Print the listing below exactly.

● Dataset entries
= = = = =

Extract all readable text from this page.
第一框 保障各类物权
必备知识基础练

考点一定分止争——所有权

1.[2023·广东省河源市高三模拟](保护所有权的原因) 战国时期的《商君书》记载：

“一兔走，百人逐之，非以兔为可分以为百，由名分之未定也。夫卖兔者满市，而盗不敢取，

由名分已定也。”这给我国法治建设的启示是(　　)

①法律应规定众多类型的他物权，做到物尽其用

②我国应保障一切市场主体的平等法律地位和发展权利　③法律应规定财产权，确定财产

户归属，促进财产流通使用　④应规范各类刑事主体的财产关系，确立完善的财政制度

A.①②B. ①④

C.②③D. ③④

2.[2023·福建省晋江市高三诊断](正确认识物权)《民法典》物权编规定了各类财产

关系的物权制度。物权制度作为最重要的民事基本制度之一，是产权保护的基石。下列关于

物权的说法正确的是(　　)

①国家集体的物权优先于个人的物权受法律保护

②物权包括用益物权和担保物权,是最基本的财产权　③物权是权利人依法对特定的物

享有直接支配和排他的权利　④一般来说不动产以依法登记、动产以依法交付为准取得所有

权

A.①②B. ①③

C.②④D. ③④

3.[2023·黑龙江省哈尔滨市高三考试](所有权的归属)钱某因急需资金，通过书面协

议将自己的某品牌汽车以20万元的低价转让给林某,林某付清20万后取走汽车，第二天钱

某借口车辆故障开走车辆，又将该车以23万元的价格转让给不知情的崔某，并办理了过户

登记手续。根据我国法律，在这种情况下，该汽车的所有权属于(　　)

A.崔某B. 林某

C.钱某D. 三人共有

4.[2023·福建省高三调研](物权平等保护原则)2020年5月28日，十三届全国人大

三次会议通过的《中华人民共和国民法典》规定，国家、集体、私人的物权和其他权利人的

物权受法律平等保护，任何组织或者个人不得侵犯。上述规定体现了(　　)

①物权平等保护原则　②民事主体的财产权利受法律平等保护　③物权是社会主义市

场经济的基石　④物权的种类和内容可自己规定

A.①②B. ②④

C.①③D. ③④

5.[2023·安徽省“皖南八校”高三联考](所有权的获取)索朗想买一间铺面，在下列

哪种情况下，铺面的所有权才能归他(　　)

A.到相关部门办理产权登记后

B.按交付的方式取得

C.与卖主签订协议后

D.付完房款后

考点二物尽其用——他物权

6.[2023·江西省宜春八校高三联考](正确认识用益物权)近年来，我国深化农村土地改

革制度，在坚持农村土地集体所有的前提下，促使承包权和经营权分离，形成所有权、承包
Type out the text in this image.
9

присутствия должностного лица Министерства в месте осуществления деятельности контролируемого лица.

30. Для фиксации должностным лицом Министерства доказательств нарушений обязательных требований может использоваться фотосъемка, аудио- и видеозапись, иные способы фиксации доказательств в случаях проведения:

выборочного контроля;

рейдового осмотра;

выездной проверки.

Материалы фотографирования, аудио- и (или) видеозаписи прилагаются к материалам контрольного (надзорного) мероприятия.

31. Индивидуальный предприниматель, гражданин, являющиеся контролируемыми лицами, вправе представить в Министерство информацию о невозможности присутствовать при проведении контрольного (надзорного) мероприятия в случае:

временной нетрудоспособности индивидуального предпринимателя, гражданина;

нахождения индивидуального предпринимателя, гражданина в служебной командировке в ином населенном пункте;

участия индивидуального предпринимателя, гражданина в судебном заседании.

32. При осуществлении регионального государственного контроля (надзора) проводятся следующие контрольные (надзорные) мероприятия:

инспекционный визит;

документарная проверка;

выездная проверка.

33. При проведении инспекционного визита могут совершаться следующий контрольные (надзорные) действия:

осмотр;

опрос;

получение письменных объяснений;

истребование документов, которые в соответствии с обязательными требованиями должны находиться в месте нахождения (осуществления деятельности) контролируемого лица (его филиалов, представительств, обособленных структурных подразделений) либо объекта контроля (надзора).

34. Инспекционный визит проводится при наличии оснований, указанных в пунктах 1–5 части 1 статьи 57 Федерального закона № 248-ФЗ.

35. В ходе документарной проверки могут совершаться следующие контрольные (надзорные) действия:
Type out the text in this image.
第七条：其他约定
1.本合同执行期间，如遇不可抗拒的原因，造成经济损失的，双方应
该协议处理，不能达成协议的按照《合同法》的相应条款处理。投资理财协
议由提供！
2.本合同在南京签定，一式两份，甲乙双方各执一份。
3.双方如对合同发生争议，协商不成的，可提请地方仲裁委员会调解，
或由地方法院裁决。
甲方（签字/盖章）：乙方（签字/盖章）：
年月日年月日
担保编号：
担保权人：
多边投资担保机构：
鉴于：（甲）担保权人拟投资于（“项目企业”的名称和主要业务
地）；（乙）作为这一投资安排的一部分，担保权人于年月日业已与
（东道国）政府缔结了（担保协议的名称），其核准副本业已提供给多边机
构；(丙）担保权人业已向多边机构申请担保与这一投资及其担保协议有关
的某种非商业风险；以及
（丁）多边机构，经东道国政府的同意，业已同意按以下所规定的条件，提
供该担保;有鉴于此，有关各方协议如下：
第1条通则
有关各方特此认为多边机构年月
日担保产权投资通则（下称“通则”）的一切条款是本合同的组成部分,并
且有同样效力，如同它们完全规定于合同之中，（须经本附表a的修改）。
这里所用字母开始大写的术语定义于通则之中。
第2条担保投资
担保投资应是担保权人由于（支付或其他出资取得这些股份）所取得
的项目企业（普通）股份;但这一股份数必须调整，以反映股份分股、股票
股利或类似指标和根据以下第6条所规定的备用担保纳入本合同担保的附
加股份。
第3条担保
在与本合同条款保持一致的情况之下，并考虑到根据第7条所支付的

= = = = =

● Written answer
Extract all readable text from this page.
第一框 保障各类物权
必备知识基础练

考点一定分止争——所有权

1.[2023·广东省河源市高三模拟](保护所有权的原因) 战国时期的《商君书》记载：

“一兔走，百人逐之，非以兔为可分以为百，由名分之未定也。夫卖兔者满市，而盗不敢取，

由名分已定也。”这给我国法治建设的启示是(　　)

①法律应规定众多类型的他物权，做到物尽其用

②我国应保障一切市场主体的平等法律地位和发展权利　③法律应规定财产权，确定财产

户归属，促进财产流通使用　④应规范各类刑事主体的财产关系，确立完善的财政制度

A.①②B. ①④

C.②③D. ③④

2.[2023·福建省晋江市高三诊断](正确认识物权)《民法典》物权编规定了各类财产

关系的物权制度。物权制度作为最重要的民事基本制度之一，是产权保护的基石。下列关于

物权的说法正确的是(　　)

①国家集体的物权优先于个人的物权受法律保护

②物权包括用益物权和担保物权,是最基本的财产权　③物权是权利人依法对特定的物

享有直接支配和排他的权利　④一般来说不动产以依法登记、动产以依法交付为准取得所有

权

A.①②B. ①③

C.②④D. ③④

3.[2023·黑龙江省哈尔滨市高三考试](所有权的归属)钱某因急需资金，通过书面协

议将自己的某品牌汽车以20万元的低价转让给林某,林某付清20万后取走汽车，第二天钱

某借口车辆故障开走车辆，又将该车以23万元的价格转让给不知情的崔某，并办理了过户

登记手续。根据我国法律，在这种情况下，该汽车的所有权属于(　　)

A.崔某B. 林某

C.钱某D. 三人共有

4.[2023·福建省高三调研](物权平等保护原则)2020年5月28日，十三届全国人大

三次会议通过的《中华人民共和国民法典》规定，国家、集体、私人的物权和其他权利人的

物权受法律平等保护，任何组织或者个人不得侵犯。上述规定体现了(　　)

①物权平等保护原则　②民事主体的财产权利受法律平等保护　③物权是社会主义市

场经济的基石　④物权的种类和内容可自己规定

A.①②B. ②④

C.①③D. ③④

5.[2023·安徽省“皖南八校”高三联考](所有权的获取)索朗想买一间铺面，在下列

哪种情况下，铺面的所有权才能归他(　　)

A.到相关部门办理产权登记后

B.按交付的方式取得

C.与卖主签订协议后

D.付完房款后

考点二物尽其用——他物权

6.[2023·江西省宜春八校高三联考](正确认识用益物权)近年来，我国深化农村土地改

革制度，在坚持农村土地集体所有的前提下，促使承包权和经营权分离，形成所有权、承包
Type out the text in this image.
9

присутствия должностного лица Министерства в месте осуществления деятельности контролируемого лица.

30. Для фиксации должностным лицом Министерства доказательств нарушений обязательных требований может использоваться фотосъемка, аудио- и видеозапись, иные способы фиксации доказательств в случаях проведения:

выборочного контроля;

рейдового осмотра;

выездной проверки.

Материалы фотографирования, аудио- и (или) видеозаписи прилагаются к материалам контрольного (надзорного) мероприятия.

31. Индивидуальный предприниматель, гражданин, являющиеся контролируемыми лицами, вправе представить в Министерство информацию о невозможности присутствовать при проведении контрольного (надзорного) мероприятия в случае:

временной нетрудоспособности индивидуального предпринимателя, гражданина;

нахождения индивидуального предпринимателя, гражданина в служебной командировке в ином населенном пункте;

участия индивидуального предпринимателя, гражданина в судебном заседании.

32. При осуществлении регионального государственного контроля (надзора) проводятся следующие контрольные (надзорные) мероприятия:

инспекционный визит;

документарная проверка;

выездная проверка.

33. При проведении инспекционного визита могут совершаться следующий контрольные (надзорные) действия:

осмотр;

опрос;

получение письменных объяснений;

истребование документов, которые в соответствии с обязательными требованиями должны находиться в месте нахождения (осуществления деятельности) контролируемого лица (его филиалов, представительств, обособленных структурных подразделений) либо объекта контроля (надзора).

34. Инспекционный визит проводится при наличии оснований, указанных в пунктах 1–5 части 1 статьи 57 Федерального закона № 248-ФЗ.

35. В ходе документарной проверки могут совершаться следующие контрольные (надзорные) действия:
Type out the text in this image.
第七条：其他约定
1.本合同执行期间，如遇不可抗拒的原因，造成经济损失的，双方应
该协议处理，不能达成协议的按照《合同法》的相应条款处理。投资理财协
议由提供！
2.本合同在南京签定，一式两份，甲乙双方各执一份。
3.双方如对合同发生争议，协商不成的，可提请地方仲裁委员会调解，
或由地方法院裁决。
甲方（签字/盖章）：乙方（签字/盖章）：
年月日年月日
担保编号：
担保权人：
多边投资担保机构：
鉴于：（甲）担保权人拟投资于（“项目企业”的名称和主要业务
地）；（乙）作为这一投资安排的一部分，担保权人于年月日业已与
（东道国）政府缔结了（担保协议的名称），其核准副本业已提供给多边机
构；(丙）担保权人业已向多边机构申请担保与这一投资及其担保协议有关
的某种非商业风险；以及
（丁）多边机构，经东道国政府的同意，业已同意按以下所规定的条件，提
供该担保;有鉴于此，有关各方协议如下：
第1条通则
有关各方特此认为多边机构年月
日担保产权投资通则（下称“通则”）的一切条款是本合同的组成部分,并
且有同样效力，如同它们完全规定于合同之中，（须经本附表a的修改）。
这里所用字母开始大写的术语定义于通则之中。
第2条担保投资
担保投资应是担保权人由于（支付或其他出资取得这些股份）所取得
的项目企业（普通）股份;但这一股份数必须调整，以反映股份分股、股票
股利或类似指标和根据以下第6条所规定的备用担保纳入本合同担保的附
加股份。
第3条担保
在与本合同条款保持一致的情况之下，并考虑到根据第7条所支付的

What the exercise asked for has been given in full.